- TO DO
Copy out the listing that follows exactly, dropping every picture.
# DATASET CONTENT start
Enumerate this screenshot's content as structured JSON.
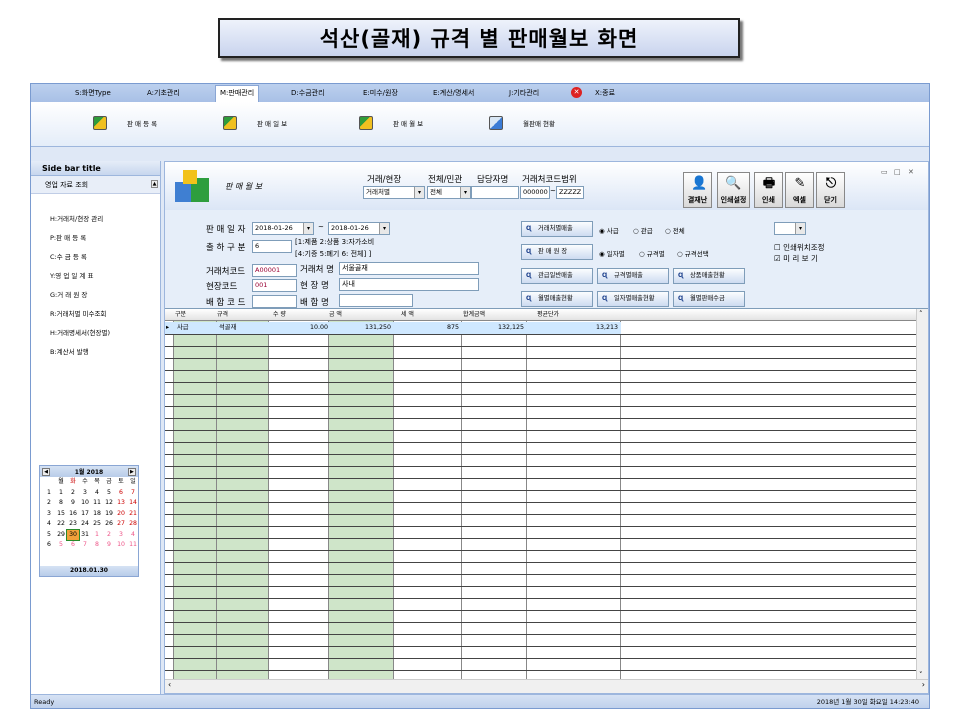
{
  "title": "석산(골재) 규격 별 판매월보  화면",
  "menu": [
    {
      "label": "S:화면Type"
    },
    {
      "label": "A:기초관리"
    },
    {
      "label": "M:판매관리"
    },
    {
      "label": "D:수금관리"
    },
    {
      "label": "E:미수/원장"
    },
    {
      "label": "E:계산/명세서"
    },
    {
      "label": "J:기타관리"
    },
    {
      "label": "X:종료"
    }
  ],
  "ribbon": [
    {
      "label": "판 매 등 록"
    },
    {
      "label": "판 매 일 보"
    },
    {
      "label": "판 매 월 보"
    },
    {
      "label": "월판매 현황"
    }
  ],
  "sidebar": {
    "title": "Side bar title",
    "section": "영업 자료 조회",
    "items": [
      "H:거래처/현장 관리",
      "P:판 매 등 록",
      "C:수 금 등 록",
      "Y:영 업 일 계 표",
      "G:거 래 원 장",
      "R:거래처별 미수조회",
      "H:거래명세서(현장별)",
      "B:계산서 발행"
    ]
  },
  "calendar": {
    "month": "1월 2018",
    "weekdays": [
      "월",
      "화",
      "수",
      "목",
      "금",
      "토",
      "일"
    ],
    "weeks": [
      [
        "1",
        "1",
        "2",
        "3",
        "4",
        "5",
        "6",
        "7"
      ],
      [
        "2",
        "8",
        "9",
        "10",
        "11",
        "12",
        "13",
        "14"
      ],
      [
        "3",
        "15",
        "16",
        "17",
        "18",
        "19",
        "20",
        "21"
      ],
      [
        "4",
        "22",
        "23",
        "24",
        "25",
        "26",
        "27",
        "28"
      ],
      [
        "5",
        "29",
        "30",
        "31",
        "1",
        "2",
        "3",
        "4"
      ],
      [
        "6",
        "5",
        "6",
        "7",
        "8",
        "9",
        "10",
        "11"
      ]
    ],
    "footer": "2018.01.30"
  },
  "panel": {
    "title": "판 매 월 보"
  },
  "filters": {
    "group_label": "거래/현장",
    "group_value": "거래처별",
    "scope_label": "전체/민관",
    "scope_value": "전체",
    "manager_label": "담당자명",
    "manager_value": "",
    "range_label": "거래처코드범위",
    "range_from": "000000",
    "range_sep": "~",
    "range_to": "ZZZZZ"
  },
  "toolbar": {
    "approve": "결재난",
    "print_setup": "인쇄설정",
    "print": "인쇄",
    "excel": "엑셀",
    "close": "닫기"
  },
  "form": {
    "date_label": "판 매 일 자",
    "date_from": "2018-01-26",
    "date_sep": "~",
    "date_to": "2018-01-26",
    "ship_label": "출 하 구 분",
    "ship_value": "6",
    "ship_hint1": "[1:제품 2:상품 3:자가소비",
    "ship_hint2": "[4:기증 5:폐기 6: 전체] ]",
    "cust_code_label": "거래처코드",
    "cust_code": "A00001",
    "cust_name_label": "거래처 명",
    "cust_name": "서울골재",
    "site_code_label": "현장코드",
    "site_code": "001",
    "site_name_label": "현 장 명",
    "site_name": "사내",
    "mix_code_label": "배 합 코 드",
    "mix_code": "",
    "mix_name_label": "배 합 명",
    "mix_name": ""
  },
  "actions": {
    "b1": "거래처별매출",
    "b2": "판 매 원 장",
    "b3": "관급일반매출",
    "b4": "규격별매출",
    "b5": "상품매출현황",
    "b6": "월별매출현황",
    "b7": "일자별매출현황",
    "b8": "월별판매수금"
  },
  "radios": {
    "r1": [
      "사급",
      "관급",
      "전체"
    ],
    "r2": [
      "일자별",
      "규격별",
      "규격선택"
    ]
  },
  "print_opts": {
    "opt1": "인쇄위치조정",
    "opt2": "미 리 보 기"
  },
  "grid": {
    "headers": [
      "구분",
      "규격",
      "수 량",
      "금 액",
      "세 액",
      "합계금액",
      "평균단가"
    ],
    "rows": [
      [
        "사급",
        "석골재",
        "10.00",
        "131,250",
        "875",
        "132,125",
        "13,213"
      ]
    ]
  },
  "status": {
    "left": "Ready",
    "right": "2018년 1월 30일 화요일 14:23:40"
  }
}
# DATASET CONTENT end
- EXERCISE SOLUTION
Enumerate this screenshot's content as structured JSON.
{
  "title": "석산(골재) 규격 별 판매월보  화면",
  "menu": [
    {
      "label": "S:화면Type"
    },
    {
      "label": "A:기초관리"
    },
    {
      "label": "M:판매관리"
    },
    {
      "label": "D:수금관리"
    },
    {
      "label": "E:미수/원장"
    },
    {
      "label": "E:계산/명세서"
    },
    {
      "label": "J:기타관리"
    },
    {
      "label": "X:종료"
    }
  ],
  "ribbon": [
    {
      "label": "판 매 등 록"
    },
    {
      "label": "판 매 일 보"
    },
    {
      "label": "판 매 월 보"
    },
    {
      "label": "월판매 현황"
    }
  ],
  "sidebar": {
    "title": "Side bar title",
    "section": "영업 자료 조회",
    "items": [
      "H:거래처/현장 관리",
      "P:판 매 등 록",
      "C:수 금 등 록",
      "Y:영 업 일 계 표",
      "G:거 래 원 장",
      "R:거래처별 미수조회",
      "H:거래명세서(현장별)",
      "B:계산서 발행"
    ]
  },
  "calendar": {
    "month": "1월 2018",
    "weekdays": [
      "월",
      "화",
      "수",
      "목",
      "금",
      "토",
      "일"
    ],
    "weeks": [
      [
        "1",
        "1",
        "2",
        "3",
        "4",
        "5",
        "6",
        "7"
      ],
      [
        "2",
        "8",
        "9",
        "10",
        "11",
        "12",
        "13",
        "14"
      ],
      [
        "3",
        "15",
        "16",
        "17",
        "18",
        "19",
        "20",
        "21"
      ],
      [
        "4",
        "22",
        "23",
        "24",
        "25",
        "26",
        "27",
        "28"
      ],
      [
        "5",
        "29",
        "30",
        "31",
        "1",
        "2",
        "3",
        "4"
      ],
      [
        "6",
        "5",
        "6",
        "7",
        "8",
        "9",
        "10",
        "11"
      ]
    ],
    "footer": "2018.01.30"
  },
  "panel": {
    "title": "판 매 월 보"
  },
  "filters": {
    "group_label": "거래/현장",
    "group_value": "거래처별",
    "scope_label": "전체/민관",
    "scope_value": "전체",
    "manager_label": "담당자명",
    "manager_value": "",
    "range_label": "거래처코드범위",
    "range_from": "000000",
    "range_sep": "~",
    "range_to": "ZZZZZ"
  },
  "toolbar": {
    "approve": "결재난",
    "print_setup": "인쇄설정",
    "print": "인쇄",
    "excel": "엑셀",
    "close": "닫기"
  },
  "form": {
    "date_label": "판 매 일 자",
    "date_from": "2018-01-26",
    "date_sep": "~",
    "date_to": "2018-01-26",
    "ship_label": "출 하 구 분",
    "ship_value": "6",
    "ship_hint1": "[1:제품 2:상품 3:자가소비",
    "ship_hint2": "[4:기증 5:폐기 6: 전체] ]",
    "cust_code_label": "거래처코드",
    "cust_code": "A00001",
    "cust_name_label": "거래처 명",
    "cust_name": "서울골재",
    "site_code_label": "현장코드",
    "site_code": "001",
    "site_name_label": "현 장 명",
    "site_name": "사내",
    "mix_code_label": "배 합 코 드",
    "mix_code": "",
    "mix_name_label": "배 합 명",
    "mix_name": ""
  },
  "actions": {
    "b1": "거래처별매출",
    "b2": "판 매 원 장",
    "b3": "관급일반매출",
    "b4": "규격별매출",
    "b5": "상품매출현황",
    "b6": "월별매출현황",
    "b7": "일자별매출현황",
    "b8": "월별판매수금"
  },
  "radios": {
    "r1": [
      "사급",
      "관급",
      "전체"
    ],
    "r2": [
      "일자별",
      "규격별",
      "규격선택"
    ]
  },
  "print_opts": {
    "opt1": "인쇄위치조정",
    "opt2": "미 리 보 기"
  },
  "grid": {
    "headers": [
      "구분",
      "규격",
      "수 량",
      "금 액",
      "세 액",
      "합계금액",
      "평균단가"
    ],
    "rows": [
      [
        "사급",
        "석골재",
        "10.00",
        "131,250",
        "875",
        "132,125",
        "13,213"
      ]
    ]
  },
  "status": {
    "left": "Ready",
    "right": "2018년 1월 30일 화요일 14:23:40"
  }
}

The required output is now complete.